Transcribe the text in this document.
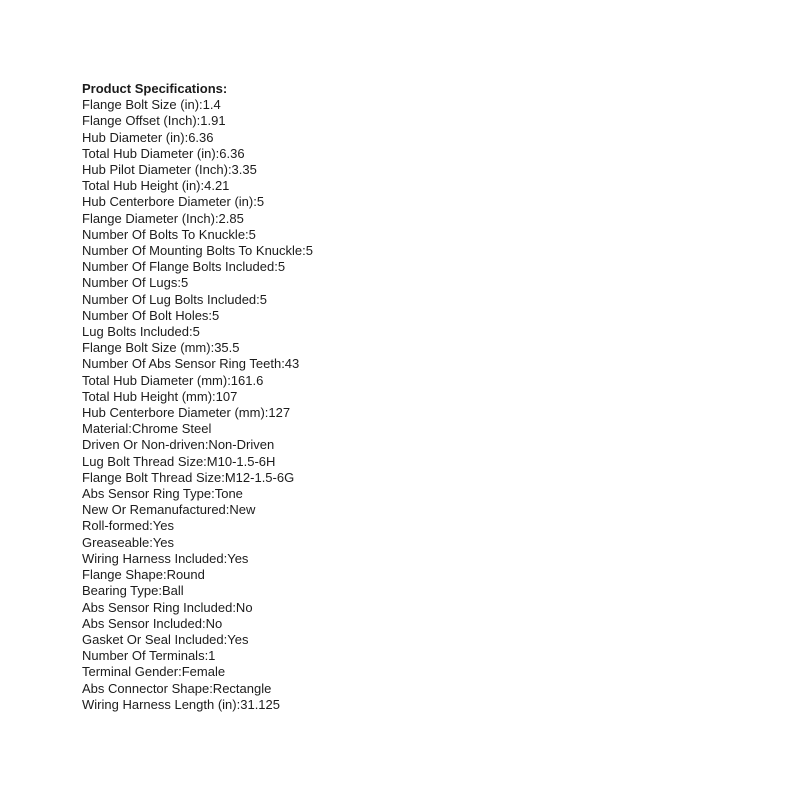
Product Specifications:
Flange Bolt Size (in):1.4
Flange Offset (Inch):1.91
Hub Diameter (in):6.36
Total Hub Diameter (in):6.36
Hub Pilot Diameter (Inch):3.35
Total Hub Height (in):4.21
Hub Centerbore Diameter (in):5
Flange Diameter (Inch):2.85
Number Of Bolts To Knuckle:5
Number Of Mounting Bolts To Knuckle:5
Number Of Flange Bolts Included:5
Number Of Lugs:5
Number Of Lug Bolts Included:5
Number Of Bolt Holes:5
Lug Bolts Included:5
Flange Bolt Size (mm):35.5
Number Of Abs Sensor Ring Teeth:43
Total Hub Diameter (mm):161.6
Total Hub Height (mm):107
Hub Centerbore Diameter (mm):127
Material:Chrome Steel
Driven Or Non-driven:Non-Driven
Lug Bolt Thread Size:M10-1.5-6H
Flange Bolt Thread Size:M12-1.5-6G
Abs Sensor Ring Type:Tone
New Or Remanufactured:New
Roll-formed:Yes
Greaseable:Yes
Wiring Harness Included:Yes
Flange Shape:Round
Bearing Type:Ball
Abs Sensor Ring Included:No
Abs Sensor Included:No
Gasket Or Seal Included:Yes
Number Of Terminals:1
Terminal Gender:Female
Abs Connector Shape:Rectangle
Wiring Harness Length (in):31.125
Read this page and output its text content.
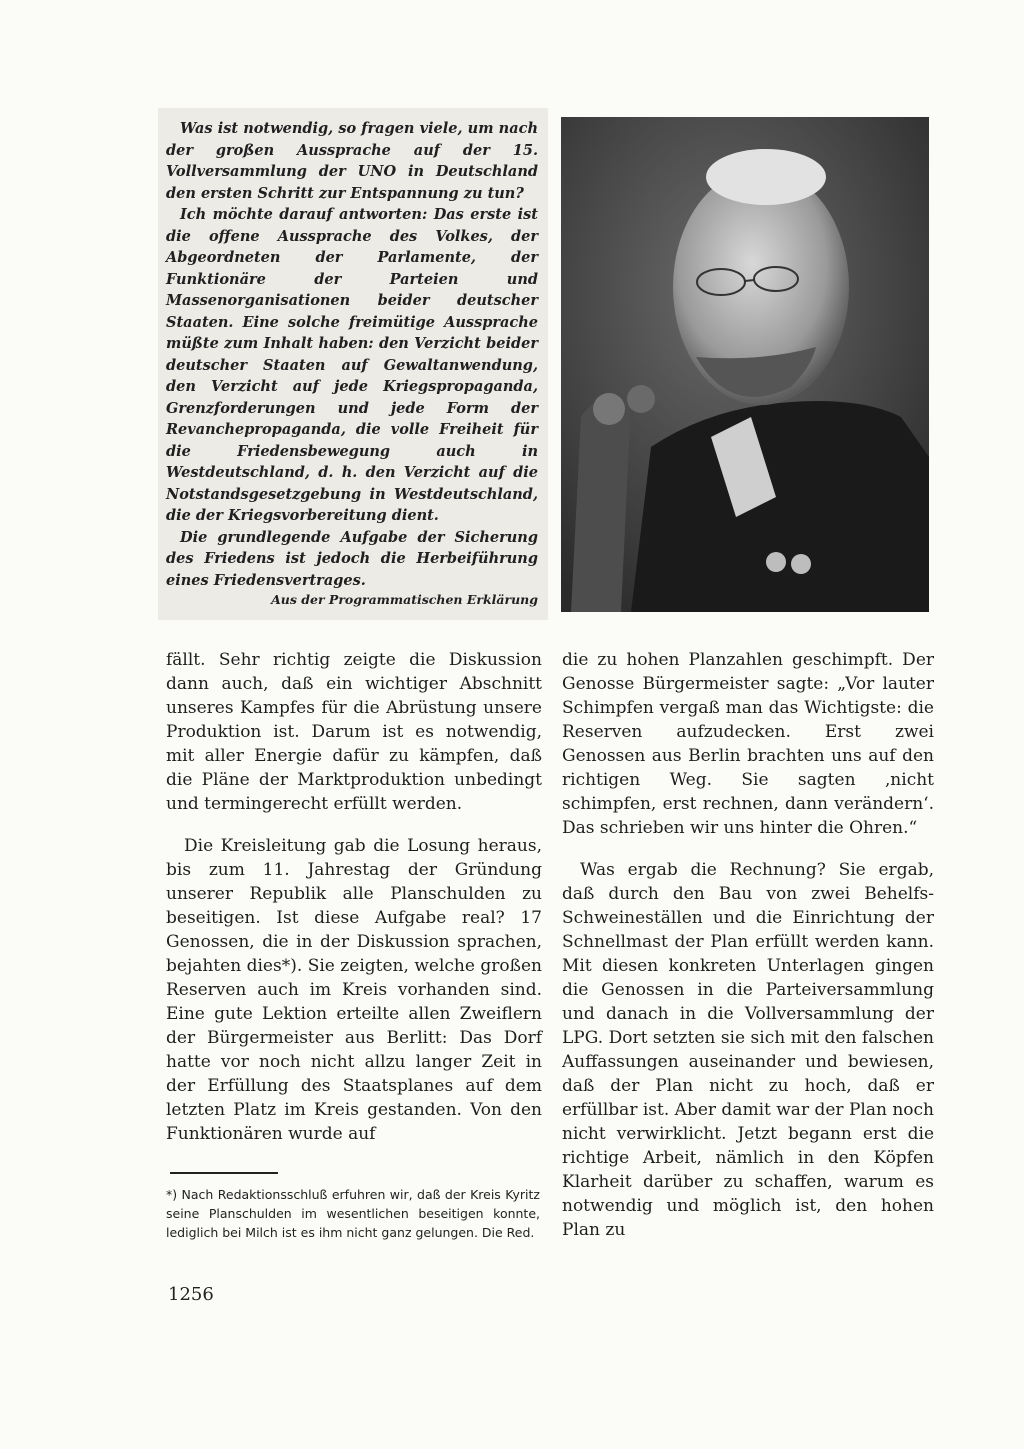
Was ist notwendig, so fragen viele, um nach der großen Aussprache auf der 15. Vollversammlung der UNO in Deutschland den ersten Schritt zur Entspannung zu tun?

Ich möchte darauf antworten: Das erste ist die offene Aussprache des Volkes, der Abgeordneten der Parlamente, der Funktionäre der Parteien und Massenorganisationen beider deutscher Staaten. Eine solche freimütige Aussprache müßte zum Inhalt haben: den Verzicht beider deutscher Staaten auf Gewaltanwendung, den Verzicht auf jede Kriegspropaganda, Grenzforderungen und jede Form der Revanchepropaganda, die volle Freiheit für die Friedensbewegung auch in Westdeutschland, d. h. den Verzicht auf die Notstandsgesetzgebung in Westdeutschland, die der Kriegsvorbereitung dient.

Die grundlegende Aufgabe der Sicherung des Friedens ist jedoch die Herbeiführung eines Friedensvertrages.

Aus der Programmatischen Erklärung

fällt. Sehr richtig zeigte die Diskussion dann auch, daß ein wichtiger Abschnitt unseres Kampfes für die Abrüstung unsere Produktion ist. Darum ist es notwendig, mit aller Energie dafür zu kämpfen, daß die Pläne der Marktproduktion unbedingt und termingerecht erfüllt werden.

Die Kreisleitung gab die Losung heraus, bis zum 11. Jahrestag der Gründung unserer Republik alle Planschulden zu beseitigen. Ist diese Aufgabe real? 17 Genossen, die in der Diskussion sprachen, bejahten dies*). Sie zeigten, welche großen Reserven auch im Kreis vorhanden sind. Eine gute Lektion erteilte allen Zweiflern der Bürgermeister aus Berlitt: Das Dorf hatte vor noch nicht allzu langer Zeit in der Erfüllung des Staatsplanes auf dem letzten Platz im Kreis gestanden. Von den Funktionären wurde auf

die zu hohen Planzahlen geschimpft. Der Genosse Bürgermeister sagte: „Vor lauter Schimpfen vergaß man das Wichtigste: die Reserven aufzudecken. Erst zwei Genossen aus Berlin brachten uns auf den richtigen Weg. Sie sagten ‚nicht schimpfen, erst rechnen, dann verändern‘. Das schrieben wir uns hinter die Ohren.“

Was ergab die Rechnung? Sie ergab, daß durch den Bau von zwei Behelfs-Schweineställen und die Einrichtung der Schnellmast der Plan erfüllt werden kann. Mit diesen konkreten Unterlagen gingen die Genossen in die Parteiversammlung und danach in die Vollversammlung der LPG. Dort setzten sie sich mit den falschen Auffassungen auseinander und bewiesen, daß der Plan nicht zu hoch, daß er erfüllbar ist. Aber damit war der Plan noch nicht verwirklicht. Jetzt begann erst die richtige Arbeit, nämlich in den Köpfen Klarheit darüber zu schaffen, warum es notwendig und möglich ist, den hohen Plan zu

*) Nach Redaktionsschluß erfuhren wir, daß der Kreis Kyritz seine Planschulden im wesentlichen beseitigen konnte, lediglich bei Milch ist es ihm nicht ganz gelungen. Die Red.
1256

--

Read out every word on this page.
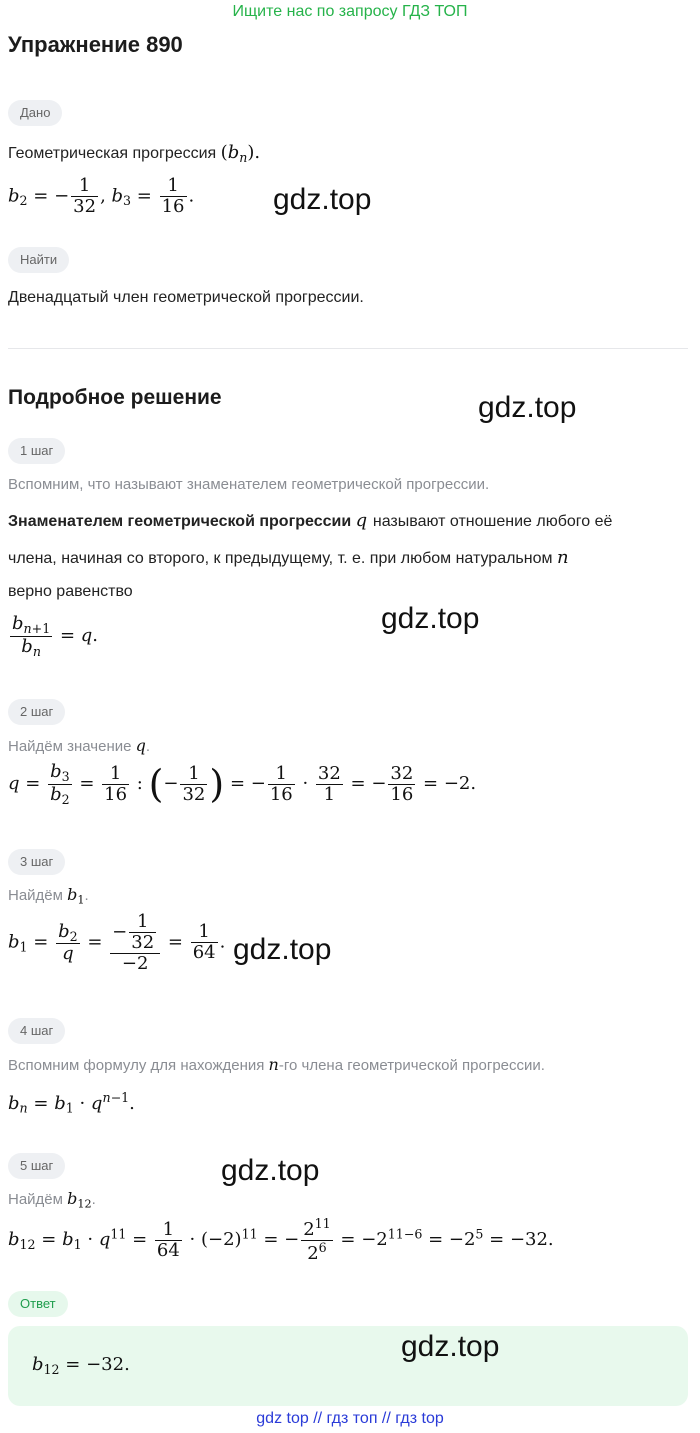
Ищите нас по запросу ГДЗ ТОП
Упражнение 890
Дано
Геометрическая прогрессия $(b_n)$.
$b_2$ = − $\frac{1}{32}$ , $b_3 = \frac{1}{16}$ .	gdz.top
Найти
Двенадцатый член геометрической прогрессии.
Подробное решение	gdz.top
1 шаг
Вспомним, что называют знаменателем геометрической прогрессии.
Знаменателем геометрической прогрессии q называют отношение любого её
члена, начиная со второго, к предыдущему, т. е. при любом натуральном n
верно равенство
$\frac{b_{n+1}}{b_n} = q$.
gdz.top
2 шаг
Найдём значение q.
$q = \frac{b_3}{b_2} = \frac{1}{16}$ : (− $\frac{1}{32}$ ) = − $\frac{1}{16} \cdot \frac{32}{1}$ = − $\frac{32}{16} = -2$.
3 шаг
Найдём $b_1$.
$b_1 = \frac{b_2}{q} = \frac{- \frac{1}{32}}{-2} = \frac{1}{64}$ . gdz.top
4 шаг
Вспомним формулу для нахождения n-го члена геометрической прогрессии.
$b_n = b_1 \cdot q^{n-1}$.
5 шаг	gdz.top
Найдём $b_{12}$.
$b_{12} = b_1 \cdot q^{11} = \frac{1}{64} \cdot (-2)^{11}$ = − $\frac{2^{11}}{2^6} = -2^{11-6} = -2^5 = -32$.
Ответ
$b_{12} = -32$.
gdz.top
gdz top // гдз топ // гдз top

STATED PROBLEM –
Using the data above, copy each line that contains "erfüllt".

RESULT OF THIS TASK –
fällt. Sehr richtig zeigte die Diskussion dann auch, daß ein wichtiger Abschnitt unseres Kampfes für die Abrüstung unsere Produktion ist. Darum ist es notwendig, mit aller Energie dafür zu kämpfen, daß die Pläne der Marktproduktion unbedingt und termingerecht erfüllt werden.
Was ergab die Rechnung? Sie ergab, daß durch den Bau von zwei Behelfs-Schweineställen und die Einrichtung der Schnellmast der Plan erfüllt werden kann. Mit diesen konkreten Unterlagen gingen die Genossen in die Parteiversammlung und danach in die Vollversammlung der LPG. Dort setzten sie sich mit den falschen Auffassungen auseinander und bewiesen, daß der Plan nicht zu hoch, daß er erfüllbar ist. Aber damit war der Plan noch nicht verwirklicht. Jetzt begann erst die richtige Arbeit, nämlich in den Köpfen Klarheit darüber zu schaffen, warum es notwendig und möglich ist, den hohen Plan zu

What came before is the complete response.